#### Required work:
Lines that contain the string "Juris" are to be copied; leave out all others.

-- Start of Stored rows --

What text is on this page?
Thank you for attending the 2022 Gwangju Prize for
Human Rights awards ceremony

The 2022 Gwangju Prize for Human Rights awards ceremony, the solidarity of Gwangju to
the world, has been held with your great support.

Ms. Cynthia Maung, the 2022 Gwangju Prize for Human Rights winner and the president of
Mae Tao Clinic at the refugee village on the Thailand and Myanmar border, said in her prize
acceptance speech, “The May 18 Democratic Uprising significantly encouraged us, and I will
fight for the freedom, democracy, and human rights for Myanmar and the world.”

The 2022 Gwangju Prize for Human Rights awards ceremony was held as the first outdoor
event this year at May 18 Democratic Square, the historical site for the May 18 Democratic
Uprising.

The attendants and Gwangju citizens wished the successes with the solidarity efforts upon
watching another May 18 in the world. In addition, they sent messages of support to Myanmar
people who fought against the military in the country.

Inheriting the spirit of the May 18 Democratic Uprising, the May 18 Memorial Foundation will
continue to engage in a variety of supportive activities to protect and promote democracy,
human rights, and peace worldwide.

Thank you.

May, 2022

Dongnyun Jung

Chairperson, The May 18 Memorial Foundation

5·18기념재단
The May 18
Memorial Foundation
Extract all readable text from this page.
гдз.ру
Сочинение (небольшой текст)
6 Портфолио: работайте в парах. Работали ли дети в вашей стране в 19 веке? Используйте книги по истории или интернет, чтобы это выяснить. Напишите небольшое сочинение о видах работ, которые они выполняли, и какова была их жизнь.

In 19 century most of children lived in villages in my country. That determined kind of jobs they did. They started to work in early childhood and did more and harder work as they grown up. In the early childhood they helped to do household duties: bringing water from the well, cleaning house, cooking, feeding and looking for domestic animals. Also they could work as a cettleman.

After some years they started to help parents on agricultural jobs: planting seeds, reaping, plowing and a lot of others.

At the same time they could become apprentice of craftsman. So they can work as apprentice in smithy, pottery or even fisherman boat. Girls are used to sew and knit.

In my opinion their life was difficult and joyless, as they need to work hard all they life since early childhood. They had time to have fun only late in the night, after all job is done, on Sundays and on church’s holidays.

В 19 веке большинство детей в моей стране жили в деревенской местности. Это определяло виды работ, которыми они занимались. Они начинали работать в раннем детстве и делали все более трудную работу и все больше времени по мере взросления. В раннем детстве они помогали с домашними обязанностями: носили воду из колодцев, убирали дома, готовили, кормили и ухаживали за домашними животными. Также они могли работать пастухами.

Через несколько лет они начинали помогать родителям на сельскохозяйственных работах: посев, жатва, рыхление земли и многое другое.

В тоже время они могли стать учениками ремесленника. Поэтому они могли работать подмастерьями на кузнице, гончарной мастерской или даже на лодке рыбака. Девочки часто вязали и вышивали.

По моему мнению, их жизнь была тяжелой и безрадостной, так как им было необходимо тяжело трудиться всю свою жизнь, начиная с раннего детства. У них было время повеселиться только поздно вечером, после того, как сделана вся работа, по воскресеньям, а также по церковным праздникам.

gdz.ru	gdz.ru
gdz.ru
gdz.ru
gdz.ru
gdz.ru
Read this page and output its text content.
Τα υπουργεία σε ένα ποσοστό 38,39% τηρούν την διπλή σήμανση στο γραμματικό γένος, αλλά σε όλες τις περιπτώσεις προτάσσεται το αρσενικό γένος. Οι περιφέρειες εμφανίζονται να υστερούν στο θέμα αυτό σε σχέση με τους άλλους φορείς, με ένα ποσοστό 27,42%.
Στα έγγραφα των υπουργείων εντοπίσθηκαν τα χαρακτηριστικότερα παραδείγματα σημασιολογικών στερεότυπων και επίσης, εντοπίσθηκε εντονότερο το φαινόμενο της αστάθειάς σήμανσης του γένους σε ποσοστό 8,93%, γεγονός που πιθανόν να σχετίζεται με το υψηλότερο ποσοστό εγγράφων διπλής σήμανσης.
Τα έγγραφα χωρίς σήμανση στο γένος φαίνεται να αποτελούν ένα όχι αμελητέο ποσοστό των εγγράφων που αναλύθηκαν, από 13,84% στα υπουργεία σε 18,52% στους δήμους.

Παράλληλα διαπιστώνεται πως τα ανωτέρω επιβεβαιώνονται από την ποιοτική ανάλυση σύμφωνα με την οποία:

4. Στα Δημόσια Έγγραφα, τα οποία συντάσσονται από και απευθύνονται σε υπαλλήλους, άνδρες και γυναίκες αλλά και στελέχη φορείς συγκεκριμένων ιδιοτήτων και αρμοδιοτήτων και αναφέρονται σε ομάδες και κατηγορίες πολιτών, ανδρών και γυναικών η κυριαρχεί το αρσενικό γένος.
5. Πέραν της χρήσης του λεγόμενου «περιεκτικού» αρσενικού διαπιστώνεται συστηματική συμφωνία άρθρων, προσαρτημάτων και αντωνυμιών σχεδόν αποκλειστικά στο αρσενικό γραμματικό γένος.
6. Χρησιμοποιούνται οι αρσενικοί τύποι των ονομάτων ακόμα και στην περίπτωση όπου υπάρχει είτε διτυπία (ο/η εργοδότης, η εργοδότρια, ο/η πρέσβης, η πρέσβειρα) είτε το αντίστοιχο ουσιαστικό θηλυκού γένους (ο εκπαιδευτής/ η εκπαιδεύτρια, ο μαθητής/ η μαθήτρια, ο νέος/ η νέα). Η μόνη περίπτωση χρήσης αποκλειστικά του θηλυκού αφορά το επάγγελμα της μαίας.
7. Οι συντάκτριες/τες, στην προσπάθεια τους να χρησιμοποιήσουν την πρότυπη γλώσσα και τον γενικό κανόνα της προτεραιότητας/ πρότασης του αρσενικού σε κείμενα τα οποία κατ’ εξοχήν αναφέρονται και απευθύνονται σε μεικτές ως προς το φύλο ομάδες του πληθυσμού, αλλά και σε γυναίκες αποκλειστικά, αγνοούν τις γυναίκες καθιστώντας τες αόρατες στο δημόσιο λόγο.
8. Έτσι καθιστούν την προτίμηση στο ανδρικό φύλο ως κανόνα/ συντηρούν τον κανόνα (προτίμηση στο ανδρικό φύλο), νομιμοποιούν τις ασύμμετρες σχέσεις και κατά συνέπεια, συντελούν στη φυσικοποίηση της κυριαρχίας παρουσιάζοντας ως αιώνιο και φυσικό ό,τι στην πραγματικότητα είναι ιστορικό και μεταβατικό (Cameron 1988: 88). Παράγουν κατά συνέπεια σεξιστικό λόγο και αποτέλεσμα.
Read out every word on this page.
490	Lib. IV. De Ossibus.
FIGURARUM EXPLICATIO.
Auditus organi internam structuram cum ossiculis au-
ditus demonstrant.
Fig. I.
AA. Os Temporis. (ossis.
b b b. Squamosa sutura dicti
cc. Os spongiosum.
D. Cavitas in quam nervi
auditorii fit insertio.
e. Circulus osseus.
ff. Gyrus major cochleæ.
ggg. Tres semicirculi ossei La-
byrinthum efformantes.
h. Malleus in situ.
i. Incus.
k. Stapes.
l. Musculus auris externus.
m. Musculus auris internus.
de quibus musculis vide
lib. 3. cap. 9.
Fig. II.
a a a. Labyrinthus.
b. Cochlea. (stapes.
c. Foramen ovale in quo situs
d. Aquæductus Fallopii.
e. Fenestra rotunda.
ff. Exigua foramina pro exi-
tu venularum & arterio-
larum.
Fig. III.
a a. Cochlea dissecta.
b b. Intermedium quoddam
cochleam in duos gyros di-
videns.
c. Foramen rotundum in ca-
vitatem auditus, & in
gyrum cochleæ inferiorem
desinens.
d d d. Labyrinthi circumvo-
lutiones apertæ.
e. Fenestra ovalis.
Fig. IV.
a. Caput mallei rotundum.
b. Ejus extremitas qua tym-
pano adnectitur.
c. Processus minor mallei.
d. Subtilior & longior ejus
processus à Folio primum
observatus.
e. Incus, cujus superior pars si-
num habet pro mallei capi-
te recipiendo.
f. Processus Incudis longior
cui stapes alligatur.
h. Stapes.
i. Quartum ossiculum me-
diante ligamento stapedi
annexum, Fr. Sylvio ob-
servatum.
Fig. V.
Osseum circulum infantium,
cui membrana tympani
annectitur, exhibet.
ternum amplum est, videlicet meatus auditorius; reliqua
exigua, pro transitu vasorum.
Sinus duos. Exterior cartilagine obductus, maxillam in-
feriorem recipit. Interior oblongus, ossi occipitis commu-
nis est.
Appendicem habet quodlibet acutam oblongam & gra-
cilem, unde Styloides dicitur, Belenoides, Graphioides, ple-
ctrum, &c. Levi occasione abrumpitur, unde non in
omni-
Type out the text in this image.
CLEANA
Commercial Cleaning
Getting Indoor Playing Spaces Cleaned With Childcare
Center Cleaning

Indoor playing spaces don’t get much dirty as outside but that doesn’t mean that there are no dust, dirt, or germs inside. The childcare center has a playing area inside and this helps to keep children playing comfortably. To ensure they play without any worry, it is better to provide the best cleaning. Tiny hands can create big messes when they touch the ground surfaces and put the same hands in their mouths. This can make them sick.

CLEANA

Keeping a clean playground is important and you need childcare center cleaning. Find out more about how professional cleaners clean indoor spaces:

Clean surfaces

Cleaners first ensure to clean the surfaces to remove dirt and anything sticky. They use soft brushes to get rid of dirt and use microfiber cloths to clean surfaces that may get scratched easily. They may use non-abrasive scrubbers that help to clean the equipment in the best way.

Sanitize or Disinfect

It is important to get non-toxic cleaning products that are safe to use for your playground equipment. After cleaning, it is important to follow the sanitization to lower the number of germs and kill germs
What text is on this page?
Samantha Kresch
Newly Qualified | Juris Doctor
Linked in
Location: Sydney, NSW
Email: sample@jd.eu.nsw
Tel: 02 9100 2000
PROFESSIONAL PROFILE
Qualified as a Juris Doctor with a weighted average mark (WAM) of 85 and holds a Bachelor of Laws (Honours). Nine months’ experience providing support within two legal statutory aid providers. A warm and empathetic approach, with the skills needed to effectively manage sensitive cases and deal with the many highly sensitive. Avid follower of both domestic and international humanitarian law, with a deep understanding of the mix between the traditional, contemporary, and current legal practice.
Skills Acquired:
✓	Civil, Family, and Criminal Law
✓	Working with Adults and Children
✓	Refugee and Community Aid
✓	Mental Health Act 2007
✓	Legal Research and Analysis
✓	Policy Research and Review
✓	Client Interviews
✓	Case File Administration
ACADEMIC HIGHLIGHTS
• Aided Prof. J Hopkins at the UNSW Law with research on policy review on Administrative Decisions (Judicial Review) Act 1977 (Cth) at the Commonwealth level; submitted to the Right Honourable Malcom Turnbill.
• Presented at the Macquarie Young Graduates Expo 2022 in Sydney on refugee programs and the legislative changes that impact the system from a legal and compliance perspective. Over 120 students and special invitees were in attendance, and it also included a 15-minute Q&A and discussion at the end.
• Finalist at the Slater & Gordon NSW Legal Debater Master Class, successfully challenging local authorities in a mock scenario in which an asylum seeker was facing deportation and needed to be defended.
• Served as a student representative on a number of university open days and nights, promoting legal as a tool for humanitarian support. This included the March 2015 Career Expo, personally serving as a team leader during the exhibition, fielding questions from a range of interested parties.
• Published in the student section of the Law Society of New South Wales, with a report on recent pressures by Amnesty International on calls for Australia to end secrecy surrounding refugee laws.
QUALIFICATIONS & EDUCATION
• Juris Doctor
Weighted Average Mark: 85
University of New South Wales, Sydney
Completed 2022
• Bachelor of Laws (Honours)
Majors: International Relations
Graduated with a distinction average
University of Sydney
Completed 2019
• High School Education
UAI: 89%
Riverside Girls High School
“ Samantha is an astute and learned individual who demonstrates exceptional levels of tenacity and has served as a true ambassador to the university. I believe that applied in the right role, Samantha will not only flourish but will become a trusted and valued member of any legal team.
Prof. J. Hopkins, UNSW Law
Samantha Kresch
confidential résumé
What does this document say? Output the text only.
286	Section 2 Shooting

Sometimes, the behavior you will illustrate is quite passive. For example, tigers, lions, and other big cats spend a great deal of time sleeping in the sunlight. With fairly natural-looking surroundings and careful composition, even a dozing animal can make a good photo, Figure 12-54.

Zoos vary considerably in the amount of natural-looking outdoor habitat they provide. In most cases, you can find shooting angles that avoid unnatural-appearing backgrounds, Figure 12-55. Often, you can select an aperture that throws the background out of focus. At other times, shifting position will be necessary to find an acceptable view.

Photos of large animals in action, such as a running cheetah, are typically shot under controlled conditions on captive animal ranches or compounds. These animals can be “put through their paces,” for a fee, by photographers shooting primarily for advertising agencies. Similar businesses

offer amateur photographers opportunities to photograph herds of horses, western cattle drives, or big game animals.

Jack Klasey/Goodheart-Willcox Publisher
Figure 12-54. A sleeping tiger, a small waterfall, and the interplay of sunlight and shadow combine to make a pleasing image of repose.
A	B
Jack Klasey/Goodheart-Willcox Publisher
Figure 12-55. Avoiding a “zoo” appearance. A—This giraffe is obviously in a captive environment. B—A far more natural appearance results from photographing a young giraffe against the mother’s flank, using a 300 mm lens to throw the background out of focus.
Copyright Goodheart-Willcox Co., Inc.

-- End of Stored rows --

#### Solution to this problem:
Newly Qualified | Juris Doctor
Qualified as a Juris Doctor with a weighted average mark (WAM) of 85 and holds a Bachelor of Laws (Honours). Nine months’ experience providing support within two legal statutory aid providers. A warm and empathetic approach, with the skills needed to effectively manage sensitive cases and deal with the many highly sensitive. Avid follower of both domestic and international humanitarian law, with a deep understanding of the mix between the traditional, contemporary, and current legal practice.
• Juris Doctor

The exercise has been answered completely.